→ **Task prompt**: Copy all lines below exactly as written. Leave pictures out.

→ **Source material**:

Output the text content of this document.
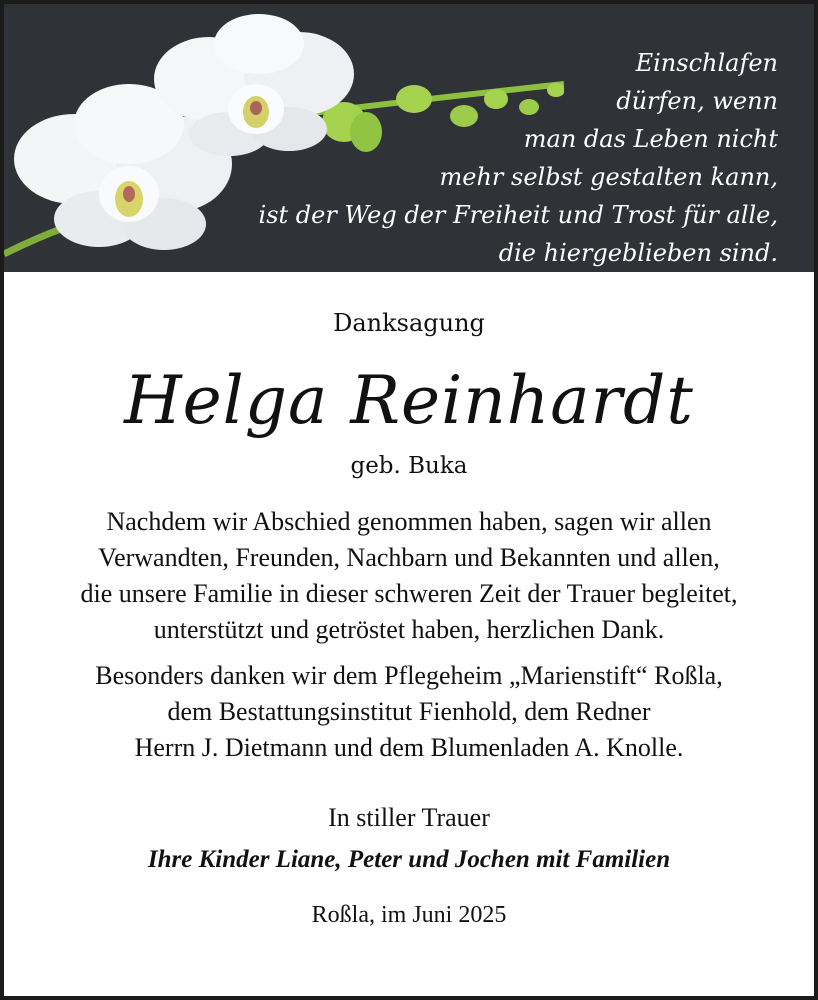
Einschlafen
dürfen, wenn
man das Leben nicht
mehr selbst gestalten kann,
ist der Weg der Freiheit und Trost für alle,
die hiergeblieben sind.
Danksagung
Helga Reinhardt
geb. Buka
Nachdem wir Abschied genommen haben, sagen wir allen
Verwandten, Freunden, Nachbarn und Bekannten und allen,
die unsere Familie in dieser schweren Zeit der Trauer begleitet,
unterstützt und getröstet haben, herzlichen Dank.
Besonders danken wir dem Pflegeheim „Marienstift“ Roßla,
dem Bestattungsinstitut Fienhold, dem Redner
Herrn J. Dietmann und dem Blumenladen A. Knolle.
In stiller Trauer
Ihre Kinder Liane, Peter und Jochen mit Familien
Roßla, im Juni 2025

→ **Solution for this exercise**:
Output the text content of this document.
Einschlafen
dürfen, wenn
man das Leben nicht
mehr selbst gestalten kann,
ist der Weg der Freiheit und Trost für alle,
die hiergeblieben sind.
Danksagung
Helga Reinhardt
geb. Buka
Nachdem wir Abschied genommen haben, sagen wir allen
Verwandten, Freunden, Nachbarn und Bekannten und allen,
die unsere Familie in dieser schweren Zeit der Trauer begleitet,
unterstützt und getröstet haben, herzlichen Dank.
Besonders danken wir dem Pflegeheim „Marienstift“ Roßla,
dem Bestattungsinstitut Fienhold, dem Redner
Herrn J. Dietmann und dem Blumenladen A. Knolle.
In stiller Trauer
Ihre Kinder Liane, Peter und Jochen mit Familien
Roßla, im Juni 2025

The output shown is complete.